Stored items:
= = = = = = =
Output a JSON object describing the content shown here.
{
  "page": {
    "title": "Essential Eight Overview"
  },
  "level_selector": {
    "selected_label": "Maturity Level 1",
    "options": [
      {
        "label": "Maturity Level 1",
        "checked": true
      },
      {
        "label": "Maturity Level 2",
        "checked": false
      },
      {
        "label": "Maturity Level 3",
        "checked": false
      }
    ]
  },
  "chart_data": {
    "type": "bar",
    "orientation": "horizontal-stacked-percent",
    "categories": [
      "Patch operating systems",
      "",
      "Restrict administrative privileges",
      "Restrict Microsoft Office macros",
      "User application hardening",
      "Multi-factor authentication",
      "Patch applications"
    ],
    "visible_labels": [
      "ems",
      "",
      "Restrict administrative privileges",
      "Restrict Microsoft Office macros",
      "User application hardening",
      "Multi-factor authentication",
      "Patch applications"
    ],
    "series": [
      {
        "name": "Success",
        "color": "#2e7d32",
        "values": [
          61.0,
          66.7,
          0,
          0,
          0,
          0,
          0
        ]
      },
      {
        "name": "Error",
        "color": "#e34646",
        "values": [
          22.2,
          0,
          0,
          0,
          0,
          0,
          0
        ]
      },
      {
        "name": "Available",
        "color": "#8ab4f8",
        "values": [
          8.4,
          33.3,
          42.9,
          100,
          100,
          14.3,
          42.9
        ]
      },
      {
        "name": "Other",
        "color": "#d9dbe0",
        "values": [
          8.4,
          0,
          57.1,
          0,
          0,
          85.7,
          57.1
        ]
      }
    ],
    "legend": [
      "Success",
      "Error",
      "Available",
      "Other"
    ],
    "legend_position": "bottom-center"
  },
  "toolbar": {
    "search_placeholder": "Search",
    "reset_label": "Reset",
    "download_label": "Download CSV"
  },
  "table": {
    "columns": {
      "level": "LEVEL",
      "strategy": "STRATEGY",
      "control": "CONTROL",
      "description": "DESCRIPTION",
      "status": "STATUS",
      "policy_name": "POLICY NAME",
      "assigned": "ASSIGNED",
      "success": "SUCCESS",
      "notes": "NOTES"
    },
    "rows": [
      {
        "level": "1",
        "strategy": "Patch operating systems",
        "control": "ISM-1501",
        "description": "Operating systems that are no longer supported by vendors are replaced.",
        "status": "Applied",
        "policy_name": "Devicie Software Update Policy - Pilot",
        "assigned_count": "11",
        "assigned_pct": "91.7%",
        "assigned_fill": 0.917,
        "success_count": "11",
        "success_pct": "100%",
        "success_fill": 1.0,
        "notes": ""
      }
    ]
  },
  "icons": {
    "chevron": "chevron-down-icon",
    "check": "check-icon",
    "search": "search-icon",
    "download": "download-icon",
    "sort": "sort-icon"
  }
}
= = = = = = =
WHAT YOU HAVE TO DO:
Return the material in full, exactly as shown.

EXPECTED OUTPUT:
Output a JSON object describing the content shown here.
{
  "page": {
    "title": "Essential Eight Overview"
  },
  "level_selector": {
    "selected_label": "Maturity Level 1",
    "options": [
      {
        "label": "Maturity Level 1",
        "checked": true
      },
      {
        "label": "Maturity Level 2",
        "checked": false
      },
      {
        "label": "Maturity Level 3",
        "checked": false
      }
    ]
  },
  "chart_data": {
    "type": "bar",
    "orientation": "horizontal-stacked-percent",
    "categories": [
      "Patch operating systems",
      "",
      "Restrict administrative privileges",
      "Restrict Microsoft Office macros",
      "User application hardening",
      "Multi-factor authentication",
      "Patch applications"
    ],
    "visible_labels": [
      "ems",
      "",
      "Restrict administrative privileges",
      "Restrict Microsoft Office macros",
      "User application hardening",
      "Multi-factor authentication",
      "Patch applications"
    ],
    "series": [
      {
        "name": "Success",
        "color": "#2e7d32",
        "values": [
          61.0,
          66.7,
          0,
          0,
          0,
          0,
          0
        ]
      },
      {
        "name": "Error",
        "color": "#e34646",
        "values": [
          22.2,
          0,
          0,
          0,
          0,
          0,
          0
        ]
      },
      {
        "name": "Available",
        "color": "#8ab4f8",
        "values": [
          8.4,
          33.3,
          42.9,
          100,
          100,
          14.3,
          42.9
        ]
      },
      {
        "name": "Other",
        "color": "#d9dbe0",
        "values": [
          8.4,
          0,
          57.1,
          0,
          0,
          85.7,
          57.1
        ]
      }
    ],
    "legend": [
      "Success",
      "Error",
      "Available",
      "Other"
    ],
    "legend_position": "bottom-center"
  },
  "toolbar": {
    "search_placeholder": "Search",
    "reset_label": "Reset",
    "download_label": "Download CSV"
  },
  "table": {
    "columns": {
      "level": "LEVEL",
      "strategy": "STRATEGY",
      "control": "CONTROL",
      "description": "DESCRIPTION",
      "status": "STATUS",
      "policy_name": "POLICY NAME",
      "assigned": "ASSIGNED",
      "success": "SUCCESS",
      "notes": "NOTES"
    },
    "rows": [
      {
        "level": "1",
        "strategy": "Patch operating systems",
        "control": "ISM-1501",
        "description": "Operating systems that are no longer supported by vendors are replaced.",
        "status": "Applied",
        "policy_name": "Devicie Software Update Policy - Pilot",
        "assigned_count": "11",
        "assigned_pct": "91.7%",
        "assigned_fill": 0.917,
        "success_count": "11",
        "success_pct": "100%",
        "success_fill": 1.0,
        "notes": ""
      }
    ]
  },
  "icons": {
    "chevron": "chevron-down-icon",
    "check": "check-icon",
    "search": "search-icon",
    "download": "download-icon",
    "sort": "sort-icon"
  }
}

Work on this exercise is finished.